Figure data in JSON:
# # # #

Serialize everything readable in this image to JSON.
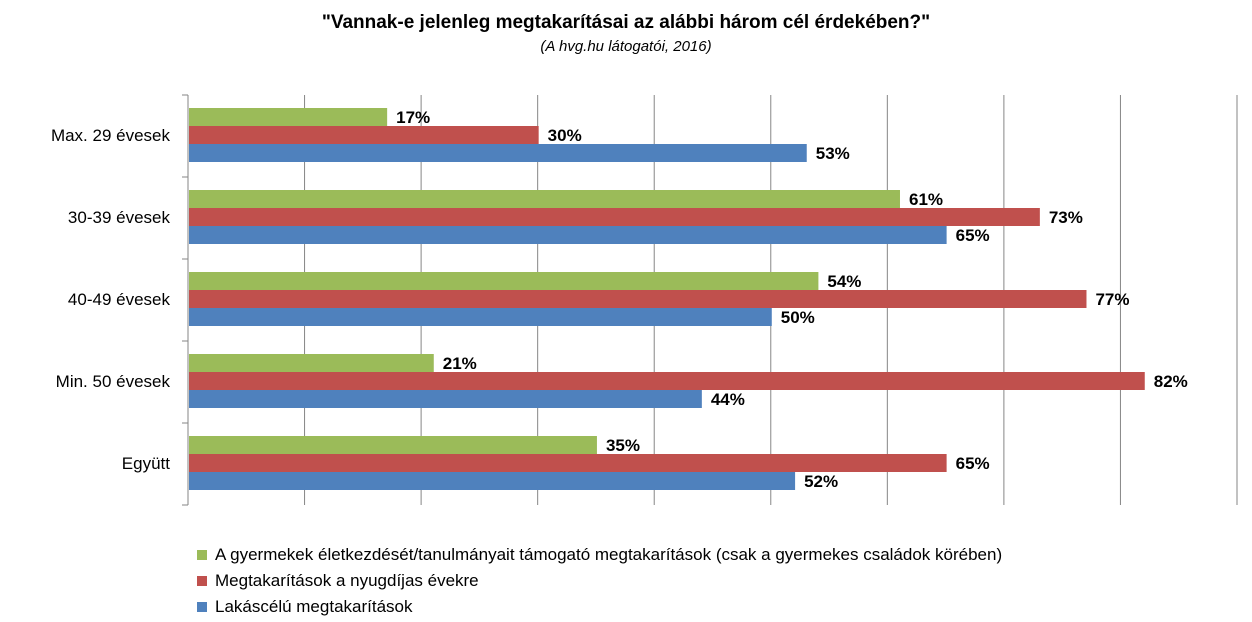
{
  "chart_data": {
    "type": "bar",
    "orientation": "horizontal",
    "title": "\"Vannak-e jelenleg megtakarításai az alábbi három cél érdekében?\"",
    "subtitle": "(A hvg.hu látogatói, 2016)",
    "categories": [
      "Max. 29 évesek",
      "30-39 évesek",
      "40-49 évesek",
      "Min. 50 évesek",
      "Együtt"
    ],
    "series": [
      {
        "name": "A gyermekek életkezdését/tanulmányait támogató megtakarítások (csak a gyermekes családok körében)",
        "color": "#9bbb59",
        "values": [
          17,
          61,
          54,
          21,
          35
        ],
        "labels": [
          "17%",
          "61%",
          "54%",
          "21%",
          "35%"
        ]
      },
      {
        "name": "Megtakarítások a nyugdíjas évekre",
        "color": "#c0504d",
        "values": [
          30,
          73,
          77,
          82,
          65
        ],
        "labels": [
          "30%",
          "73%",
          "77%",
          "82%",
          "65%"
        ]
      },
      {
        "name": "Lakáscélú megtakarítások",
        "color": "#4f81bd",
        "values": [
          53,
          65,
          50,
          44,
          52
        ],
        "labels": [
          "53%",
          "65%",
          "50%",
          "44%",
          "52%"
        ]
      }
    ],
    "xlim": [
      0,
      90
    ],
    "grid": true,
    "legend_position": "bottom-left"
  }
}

# # # #

■ Challenge
Search the data above for the string "name" and copy each line that has it.

■ Answer to this task
        "name": "A gyermekek életkezdését/tanulmányait támogató megtakarítások (csak a gyermekes családok körében)",
        "name": "Megtakarítások a nyugdíjas évekre",
        "name": "Lakáscélú megtakarítások",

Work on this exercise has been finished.